#### Task instructions:
In the entries below, find the lines with the word "this" and copy them.

◇ ◇ ◇ ◇

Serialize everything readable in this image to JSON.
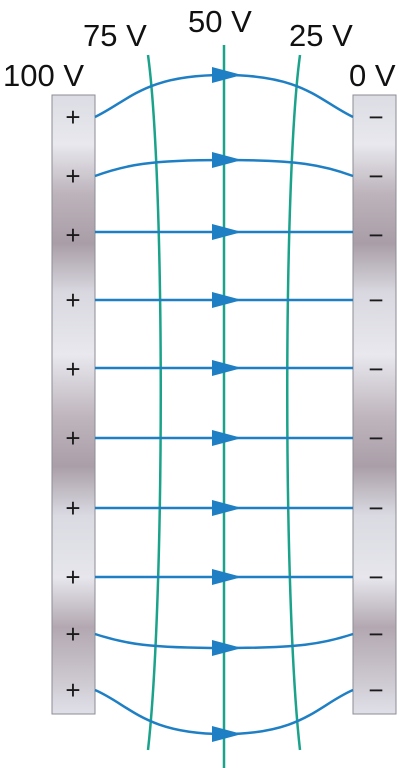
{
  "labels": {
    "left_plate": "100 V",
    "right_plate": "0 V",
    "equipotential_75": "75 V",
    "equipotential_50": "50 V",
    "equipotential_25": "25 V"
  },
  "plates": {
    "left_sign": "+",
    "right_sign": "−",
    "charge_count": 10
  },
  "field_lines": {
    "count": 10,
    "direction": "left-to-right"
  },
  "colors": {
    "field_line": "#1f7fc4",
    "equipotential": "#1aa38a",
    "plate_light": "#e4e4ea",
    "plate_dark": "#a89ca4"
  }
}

◇ ◇ ◇ ◇

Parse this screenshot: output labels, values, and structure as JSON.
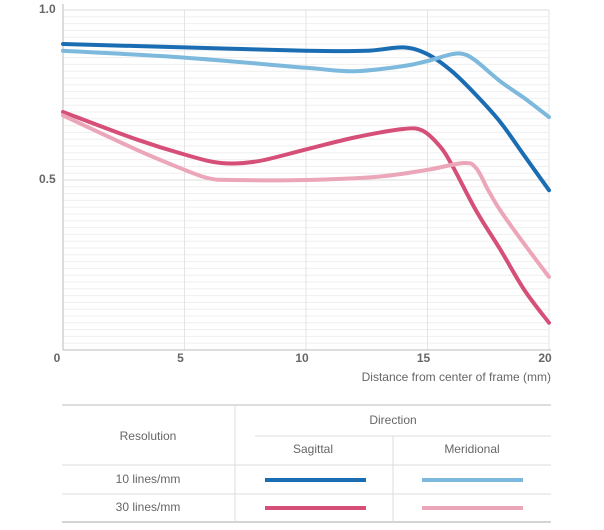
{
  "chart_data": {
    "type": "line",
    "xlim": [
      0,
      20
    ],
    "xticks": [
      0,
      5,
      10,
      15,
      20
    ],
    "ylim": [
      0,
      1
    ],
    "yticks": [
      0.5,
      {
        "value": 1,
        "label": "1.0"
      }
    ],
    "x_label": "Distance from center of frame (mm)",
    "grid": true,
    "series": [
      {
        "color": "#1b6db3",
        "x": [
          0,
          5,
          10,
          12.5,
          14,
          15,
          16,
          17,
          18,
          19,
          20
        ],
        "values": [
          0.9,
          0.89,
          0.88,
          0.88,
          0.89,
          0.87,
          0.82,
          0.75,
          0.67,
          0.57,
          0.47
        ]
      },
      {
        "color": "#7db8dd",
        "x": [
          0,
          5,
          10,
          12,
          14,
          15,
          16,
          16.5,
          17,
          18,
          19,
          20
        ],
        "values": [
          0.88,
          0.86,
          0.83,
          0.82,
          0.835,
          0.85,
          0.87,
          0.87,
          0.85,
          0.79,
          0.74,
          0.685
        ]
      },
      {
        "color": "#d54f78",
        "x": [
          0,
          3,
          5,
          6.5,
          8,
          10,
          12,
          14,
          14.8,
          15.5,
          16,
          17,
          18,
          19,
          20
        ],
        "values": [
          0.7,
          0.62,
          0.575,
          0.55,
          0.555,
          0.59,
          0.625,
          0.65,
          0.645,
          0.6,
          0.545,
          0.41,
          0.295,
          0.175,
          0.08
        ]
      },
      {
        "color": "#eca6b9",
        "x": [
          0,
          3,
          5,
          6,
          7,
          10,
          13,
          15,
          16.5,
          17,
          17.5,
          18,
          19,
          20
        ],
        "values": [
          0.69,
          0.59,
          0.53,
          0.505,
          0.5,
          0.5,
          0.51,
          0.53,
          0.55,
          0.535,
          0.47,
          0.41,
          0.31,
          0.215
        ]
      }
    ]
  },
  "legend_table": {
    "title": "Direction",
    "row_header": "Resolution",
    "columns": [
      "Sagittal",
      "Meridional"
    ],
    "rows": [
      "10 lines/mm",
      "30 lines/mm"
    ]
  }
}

◇ ◇ ◇ ◇

#### Output of the exercise:
Serialize everything readable in this image to JSON.
Parse this screenshot: output labels, values, and structure as JSON.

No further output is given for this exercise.